> Problem
Answer with nothing but a number: how many lines include the word "Dollar"?

(Figure collection entries)
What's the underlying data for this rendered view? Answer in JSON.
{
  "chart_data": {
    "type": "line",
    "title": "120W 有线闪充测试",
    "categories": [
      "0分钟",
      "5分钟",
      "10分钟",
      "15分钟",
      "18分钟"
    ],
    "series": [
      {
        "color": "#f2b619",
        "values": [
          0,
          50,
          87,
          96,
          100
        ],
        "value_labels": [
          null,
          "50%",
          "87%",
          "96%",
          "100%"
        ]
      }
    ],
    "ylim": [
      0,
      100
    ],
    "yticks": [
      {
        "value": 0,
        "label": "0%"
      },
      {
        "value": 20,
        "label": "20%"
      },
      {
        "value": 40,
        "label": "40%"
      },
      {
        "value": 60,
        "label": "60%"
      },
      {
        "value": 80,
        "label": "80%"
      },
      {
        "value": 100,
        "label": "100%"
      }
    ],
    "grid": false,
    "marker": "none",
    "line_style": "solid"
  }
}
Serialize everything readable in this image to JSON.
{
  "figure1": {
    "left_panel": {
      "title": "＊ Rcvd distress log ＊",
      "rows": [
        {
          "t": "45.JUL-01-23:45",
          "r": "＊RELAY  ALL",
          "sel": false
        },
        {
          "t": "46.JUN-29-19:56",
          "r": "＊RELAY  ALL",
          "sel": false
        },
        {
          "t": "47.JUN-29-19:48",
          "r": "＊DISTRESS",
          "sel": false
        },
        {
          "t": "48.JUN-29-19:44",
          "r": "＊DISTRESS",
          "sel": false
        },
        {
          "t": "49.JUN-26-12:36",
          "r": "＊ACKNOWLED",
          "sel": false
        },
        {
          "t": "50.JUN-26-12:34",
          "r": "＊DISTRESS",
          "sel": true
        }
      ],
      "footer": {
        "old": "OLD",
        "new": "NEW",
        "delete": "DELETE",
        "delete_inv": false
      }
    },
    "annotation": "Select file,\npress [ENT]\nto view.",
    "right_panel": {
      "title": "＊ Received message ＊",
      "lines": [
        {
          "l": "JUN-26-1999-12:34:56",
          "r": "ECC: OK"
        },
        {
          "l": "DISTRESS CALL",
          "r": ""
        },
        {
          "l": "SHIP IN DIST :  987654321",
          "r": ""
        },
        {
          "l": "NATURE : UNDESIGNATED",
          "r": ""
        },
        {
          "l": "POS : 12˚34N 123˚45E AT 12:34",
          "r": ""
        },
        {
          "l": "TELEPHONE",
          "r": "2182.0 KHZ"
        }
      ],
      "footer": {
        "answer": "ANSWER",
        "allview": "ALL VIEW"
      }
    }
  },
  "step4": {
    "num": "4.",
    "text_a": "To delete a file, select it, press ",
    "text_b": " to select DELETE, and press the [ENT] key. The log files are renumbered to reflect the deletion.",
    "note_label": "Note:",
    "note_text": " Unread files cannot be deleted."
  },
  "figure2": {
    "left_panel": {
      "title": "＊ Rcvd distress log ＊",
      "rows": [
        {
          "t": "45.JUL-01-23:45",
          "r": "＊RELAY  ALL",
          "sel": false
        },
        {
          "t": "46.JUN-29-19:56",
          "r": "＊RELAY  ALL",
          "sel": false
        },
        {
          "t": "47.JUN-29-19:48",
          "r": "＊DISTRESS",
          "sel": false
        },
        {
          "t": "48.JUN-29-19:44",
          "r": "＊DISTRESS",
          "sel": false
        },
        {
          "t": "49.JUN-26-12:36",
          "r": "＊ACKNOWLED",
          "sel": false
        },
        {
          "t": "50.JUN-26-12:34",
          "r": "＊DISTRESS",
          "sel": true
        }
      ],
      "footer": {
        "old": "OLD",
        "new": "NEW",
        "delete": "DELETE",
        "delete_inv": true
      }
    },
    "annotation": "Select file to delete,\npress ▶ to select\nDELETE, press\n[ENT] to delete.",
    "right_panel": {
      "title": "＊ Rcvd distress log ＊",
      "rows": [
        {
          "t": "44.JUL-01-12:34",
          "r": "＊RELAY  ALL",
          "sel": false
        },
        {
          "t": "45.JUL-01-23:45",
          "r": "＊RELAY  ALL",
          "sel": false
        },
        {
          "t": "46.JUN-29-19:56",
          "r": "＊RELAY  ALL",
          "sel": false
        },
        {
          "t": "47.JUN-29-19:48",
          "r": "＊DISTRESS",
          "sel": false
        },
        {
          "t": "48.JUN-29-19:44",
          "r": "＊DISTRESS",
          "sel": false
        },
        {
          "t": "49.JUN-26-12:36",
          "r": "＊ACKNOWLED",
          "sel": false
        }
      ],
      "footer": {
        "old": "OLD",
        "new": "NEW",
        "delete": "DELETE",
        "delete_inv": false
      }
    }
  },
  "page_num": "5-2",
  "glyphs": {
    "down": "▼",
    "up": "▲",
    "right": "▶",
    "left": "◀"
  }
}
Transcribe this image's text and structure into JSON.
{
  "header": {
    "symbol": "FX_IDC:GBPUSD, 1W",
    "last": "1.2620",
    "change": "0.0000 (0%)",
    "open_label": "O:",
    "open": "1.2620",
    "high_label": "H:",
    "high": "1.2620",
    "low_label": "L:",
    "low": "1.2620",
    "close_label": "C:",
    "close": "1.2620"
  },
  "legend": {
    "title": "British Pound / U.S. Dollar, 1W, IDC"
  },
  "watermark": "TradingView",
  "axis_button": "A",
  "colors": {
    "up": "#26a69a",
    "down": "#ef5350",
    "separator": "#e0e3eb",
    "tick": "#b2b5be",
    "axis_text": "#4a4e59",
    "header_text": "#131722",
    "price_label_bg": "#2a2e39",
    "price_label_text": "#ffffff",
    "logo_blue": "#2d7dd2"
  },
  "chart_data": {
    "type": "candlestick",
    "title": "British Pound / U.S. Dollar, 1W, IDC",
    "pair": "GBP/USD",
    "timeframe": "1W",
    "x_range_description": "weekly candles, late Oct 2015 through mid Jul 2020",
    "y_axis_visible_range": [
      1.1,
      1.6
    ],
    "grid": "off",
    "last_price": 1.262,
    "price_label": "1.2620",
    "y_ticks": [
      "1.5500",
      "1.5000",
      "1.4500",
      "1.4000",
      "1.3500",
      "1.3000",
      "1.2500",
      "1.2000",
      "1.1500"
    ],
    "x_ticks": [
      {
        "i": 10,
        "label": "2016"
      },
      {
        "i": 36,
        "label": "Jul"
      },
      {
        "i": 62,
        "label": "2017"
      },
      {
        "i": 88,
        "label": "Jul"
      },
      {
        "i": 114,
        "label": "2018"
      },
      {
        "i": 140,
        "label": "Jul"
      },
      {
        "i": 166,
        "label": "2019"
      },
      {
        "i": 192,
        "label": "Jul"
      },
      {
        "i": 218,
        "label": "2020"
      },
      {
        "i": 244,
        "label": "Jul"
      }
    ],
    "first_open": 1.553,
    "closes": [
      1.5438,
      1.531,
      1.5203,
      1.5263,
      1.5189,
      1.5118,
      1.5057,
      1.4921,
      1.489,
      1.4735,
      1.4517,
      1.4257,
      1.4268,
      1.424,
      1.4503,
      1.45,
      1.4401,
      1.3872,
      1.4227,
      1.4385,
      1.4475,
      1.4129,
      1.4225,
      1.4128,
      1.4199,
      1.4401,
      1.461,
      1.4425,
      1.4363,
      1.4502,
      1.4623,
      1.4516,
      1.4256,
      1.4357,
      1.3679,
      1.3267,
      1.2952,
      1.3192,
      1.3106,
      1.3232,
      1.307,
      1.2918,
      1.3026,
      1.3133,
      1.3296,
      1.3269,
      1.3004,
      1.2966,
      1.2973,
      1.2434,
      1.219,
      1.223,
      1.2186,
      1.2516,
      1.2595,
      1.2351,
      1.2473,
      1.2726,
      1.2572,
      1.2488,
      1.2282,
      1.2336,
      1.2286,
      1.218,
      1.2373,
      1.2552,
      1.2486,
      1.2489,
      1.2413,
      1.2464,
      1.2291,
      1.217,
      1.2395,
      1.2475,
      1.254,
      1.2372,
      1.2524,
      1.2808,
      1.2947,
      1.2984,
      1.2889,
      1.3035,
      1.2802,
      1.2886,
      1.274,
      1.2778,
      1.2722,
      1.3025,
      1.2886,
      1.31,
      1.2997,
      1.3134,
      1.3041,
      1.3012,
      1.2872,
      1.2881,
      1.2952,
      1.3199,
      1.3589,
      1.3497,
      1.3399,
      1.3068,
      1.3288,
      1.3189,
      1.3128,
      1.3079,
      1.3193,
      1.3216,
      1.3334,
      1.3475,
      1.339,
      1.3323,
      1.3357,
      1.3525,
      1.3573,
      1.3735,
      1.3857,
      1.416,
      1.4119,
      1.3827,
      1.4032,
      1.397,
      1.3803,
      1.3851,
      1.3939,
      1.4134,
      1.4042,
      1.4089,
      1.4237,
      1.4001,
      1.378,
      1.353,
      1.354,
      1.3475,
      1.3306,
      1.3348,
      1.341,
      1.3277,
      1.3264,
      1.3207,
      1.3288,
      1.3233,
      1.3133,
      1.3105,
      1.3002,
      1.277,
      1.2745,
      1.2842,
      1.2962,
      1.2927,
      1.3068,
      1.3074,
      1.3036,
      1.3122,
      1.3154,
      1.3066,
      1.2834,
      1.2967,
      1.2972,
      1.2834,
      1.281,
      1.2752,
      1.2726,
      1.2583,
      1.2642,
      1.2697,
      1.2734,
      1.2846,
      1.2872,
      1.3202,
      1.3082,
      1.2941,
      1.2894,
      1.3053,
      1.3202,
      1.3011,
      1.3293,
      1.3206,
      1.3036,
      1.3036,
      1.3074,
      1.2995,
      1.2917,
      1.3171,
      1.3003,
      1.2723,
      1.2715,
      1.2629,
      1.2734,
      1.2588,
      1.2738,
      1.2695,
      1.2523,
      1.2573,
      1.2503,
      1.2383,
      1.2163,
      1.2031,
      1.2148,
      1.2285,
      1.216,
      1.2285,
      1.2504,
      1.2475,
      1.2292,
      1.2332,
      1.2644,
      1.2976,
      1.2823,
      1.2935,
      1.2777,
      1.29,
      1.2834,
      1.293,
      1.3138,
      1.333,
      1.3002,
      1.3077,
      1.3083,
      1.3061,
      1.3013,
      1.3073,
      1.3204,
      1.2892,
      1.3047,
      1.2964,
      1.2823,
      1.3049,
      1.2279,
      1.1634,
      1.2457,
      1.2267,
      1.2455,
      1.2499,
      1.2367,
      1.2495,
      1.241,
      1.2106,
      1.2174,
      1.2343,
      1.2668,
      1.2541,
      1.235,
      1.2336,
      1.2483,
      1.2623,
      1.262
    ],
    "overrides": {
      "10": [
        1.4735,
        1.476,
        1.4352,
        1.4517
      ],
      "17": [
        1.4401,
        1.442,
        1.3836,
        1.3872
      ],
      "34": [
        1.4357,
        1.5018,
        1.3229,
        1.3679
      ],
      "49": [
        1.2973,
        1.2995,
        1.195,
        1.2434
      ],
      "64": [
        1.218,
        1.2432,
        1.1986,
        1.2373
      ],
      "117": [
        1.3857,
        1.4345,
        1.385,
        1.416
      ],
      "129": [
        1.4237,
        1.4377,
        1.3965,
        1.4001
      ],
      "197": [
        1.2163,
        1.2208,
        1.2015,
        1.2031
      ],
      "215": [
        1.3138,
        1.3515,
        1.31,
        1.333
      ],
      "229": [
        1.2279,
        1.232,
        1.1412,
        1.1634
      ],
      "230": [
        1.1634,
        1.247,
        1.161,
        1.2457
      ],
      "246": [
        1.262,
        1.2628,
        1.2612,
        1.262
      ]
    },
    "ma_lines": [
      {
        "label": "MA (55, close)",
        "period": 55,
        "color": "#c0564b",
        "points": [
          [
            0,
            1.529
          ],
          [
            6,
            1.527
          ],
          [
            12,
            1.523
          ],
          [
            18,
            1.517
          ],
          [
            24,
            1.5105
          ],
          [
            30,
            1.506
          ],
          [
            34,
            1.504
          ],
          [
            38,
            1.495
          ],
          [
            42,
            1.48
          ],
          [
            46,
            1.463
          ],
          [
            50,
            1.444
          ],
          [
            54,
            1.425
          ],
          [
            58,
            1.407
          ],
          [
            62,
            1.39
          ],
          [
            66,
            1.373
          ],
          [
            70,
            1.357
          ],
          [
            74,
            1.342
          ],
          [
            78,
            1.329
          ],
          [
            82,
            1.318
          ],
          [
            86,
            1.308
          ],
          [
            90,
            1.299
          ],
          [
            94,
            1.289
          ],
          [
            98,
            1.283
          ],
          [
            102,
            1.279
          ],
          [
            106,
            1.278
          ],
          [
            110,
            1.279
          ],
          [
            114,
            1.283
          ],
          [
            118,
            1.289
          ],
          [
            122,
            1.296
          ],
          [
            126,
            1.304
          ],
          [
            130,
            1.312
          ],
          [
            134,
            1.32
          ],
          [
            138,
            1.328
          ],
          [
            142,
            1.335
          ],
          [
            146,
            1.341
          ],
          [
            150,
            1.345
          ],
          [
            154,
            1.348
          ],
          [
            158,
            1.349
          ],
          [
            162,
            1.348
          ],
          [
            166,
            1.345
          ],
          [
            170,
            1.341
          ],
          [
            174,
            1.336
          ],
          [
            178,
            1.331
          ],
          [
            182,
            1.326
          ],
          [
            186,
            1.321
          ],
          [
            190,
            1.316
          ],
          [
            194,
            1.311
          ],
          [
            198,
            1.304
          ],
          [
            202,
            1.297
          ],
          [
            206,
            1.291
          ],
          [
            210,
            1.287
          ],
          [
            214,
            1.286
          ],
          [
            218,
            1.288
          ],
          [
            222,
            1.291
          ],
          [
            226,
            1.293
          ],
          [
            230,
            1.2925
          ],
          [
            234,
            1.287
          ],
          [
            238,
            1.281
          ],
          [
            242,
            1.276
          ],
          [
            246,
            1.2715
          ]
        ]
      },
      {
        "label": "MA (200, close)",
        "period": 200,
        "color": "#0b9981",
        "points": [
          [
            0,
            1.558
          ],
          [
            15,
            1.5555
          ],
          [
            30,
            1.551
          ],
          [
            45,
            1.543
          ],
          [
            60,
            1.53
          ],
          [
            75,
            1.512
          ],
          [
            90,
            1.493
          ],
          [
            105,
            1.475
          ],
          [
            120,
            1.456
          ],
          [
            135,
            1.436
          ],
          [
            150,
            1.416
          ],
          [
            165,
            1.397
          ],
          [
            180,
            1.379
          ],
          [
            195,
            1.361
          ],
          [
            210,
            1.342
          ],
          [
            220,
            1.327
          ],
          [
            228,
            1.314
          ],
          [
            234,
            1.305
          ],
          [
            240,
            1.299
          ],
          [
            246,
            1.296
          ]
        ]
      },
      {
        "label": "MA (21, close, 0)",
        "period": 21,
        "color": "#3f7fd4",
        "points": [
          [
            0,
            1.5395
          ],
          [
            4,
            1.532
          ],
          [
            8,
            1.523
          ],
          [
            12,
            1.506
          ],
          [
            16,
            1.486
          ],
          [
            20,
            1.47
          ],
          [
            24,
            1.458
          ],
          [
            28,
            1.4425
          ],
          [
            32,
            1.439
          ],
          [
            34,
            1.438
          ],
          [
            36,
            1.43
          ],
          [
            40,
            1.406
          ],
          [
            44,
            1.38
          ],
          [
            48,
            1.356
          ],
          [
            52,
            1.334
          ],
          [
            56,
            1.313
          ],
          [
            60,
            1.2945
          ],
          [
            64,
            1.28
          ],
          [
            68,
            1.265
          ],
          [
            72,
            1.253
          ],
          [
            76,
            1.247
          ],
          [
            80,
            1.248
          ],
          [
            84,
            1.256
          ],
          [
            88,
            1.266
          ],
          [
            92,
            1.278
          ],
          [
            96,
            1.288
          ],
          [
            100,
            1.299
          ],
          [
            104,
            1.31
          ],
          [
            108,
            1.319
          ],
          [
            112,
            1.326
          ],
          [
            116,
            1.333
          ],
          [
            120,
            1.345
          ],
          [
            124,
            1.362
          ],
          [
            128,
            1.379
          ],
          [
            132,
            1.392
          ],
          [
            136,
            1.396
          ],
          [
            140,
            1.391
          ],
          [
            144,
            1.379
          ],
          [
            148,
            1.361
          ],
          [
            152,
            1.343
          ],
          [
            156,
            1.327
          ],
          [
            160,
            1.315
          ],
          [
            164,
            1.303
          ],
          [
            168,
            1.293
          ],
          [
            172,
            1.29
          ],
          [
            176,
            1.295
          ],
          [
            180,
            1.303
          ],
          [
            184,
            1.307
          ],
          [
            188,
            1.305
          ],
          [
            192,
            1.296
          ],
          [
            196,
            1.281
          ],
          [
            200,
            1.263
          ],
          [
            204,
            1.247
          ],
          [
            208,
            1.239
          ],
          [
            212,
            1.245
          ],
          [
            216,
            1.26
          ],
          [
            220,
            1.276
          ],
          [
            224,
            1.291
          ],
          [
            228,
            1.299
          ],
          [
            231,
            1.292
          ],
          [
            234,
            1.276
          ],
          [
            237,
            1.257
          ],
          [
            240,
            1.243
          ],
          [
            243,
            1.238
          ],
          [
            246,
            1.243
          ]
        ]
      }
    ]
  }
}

> Completed exercise
2